▶ **EXERCISE**
How many of these lines hold the string "principes"? Answer with the number only.

▶ **SUPPLIED DATA**
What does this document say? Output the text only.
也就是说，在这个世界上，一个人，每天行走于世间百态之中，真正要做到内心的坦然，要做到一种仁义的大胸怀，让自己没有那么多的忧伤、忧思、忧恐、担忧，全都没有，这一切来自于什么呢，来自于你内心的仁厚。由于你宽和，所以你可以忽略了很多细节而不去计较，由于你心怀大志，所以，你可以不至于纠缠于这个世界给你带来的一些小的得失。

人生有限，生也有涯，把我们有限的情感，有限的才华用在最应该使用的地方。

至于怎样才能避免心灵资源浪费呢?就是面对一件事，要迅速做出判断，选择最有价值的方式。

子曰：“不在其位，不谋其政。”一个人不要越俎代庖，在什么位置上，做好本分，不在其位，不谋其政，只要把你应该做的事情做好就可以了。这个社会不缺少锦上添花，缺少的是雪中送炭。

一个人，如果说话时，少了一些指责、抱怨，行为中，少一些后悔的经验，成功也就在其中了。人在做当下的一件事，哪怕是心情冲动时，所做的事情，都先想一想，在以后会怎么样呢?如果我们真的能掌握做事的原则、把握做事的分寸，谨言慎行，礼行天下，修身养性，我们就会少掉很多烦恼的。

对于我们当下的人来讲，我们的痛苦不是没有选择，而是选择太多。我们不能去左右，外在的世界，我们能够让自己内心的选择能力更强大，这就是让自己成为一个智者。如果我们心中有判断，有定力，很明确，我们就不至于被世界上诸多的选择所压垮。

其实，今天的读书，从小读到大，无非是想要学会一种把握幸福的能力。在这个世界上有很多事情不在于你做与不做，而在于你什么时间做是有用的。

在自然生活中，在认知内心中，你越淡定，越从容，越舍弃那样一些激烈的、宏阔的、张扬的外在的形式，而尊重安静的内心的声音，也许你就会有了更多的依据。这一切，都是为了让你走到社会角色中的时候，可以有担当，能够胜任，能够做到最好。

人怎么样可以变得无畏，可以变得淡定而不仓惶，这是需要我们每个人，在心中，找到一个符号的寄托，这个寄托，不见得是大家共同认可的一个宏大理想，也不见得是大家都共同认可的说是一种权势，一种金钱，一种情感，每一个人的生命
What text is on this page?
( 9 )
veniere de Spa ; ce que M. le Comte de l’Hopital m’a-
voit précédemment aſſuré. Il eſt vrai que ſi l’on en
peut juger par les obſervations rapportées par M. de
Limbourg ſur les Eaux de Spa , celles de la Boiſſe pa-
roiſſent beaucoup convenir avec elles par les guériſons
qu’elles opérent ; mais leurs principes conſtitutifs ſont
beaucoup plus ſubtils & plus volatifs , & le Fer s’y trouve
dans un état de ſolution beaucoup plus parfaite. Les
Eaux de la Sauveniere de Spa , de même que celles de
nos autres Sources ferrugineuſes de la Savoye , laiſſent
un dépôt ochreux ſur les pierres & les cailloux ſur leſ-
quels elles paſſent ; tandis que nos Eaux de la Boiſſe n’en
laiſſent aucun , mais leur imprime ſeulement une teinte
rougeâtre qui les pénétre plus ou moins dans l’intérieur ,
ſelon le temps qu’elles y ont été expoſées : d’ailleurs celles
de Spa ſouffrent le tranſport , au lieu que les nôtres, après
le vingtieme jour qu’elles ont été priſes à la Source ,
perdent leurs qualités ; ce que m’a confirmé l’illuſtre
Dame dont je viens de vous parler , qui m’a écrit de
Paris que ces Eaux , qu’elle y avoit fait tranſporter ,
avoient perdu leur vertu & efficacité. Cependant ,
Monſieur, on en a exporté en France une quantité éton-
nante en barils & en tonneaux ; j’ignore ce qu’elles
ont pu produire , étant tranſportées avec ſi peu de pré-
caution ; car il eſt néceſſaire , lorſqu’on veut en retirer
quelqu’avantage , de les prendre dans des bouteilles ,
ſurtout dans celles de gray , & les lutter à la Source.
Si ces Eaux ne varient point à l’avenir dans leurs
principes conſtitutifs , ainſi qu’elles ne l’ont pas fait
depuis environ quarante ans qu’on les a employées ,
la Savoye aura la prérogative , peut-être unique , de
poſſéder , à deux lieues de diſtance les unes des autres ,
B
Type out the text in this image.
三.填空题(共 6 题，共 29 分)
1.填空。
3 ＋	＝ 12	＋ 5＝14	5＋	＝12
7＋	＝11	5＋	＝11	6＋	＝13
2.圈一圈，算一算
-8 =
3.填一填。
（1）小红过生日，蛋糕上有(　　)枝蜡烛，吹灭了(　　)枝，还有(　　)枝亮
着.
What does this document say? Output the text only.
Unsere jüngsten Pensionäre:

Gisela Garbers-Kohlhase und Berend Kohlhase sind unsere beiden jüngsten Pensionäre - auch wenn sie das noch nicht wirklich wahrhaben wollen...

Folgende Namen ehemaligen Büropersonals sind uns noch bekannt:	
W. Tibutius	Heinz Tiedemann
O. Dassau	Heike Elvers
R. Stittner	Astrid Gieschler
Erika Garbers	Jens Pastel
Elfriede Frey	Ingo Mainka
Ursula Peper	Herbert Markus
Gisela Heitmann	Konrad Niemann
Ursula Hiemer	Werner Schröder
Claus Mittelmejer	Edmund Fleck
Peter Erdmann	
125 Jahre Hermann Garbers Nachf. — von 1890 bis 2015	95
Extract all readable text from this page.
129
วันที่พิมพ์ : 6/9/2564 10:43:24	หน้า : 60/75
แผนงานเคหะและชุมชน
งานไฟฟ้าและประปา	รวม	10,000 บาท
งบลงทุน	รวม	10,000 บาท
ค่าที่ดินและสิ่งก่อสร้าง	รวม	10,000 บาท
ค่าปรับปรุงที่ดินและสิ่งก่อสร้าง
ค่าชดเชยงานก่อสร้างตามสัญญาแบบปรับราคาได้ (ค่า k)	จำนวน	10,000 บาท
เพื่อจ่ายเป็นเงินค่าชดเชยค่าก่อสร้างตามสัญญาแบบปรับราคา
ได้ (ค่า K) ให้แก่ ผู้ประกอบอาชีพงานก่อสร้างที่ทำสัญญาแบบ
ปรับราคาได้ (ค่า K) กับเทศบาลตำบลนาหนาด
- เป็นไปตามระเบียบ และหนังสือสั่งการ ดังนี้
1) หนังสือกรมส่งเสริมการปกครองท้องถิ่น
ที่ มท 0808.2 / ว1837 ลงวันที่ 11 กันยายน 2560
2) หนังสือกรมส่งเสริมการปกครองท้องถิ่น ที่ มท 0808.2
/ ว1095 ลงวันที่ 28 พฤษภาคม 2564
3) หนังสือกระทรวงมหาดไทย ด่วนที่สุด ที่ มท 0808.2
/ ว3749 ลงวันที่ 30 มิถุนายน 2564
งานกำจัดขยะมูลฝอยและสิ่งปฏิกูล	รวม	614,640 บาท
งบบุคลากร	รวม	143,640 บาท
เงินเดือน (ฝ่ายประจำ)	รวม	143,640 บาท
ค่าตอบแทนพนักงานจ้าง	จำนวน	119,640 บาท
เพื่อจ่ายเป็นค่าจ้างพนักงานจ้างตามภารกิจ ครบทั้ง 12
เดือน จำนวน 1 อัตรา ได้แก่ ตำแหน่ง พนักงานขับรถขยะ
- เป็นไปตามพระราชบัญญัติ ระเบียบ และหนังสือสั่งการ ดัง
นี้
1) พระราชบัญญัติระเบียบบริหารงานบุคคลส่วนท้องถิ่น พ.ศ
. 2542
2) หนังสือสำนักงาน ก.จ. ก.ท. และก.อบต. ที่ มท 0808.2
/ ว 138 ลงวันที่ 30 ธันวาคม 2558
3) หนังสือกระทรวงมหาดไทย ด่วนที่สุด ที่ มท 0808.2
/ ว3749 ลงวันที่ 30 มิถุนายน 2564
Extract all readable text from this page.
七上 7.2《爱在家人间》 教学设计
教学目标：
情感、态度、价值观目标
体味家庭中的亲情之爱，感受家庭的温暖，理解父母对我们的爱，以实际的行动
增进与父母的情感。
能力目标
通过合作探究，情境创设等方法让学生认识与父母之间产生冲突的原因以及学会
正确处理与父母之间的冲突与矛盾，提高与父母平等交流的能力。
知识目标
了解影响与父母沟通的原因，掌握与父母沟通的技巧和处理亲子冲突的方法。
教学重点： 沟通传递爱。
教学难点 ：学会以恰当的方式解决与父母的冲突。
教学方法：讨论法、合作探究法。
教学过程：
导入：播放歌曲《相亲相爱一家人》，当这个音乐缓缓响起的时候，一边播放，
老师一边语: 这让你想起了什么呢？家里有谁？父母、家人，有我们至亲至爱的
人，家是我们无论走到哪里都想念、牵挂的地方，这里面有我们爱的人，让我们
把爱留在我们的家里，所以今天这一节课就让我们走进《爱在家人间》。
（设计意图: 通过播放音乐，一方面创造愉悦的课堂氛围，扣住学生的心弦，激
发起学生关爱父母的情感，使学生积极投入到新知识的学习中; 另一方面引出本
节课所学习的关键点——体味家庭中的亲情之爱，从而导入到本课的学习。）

▶ **RESULT BELOW**
2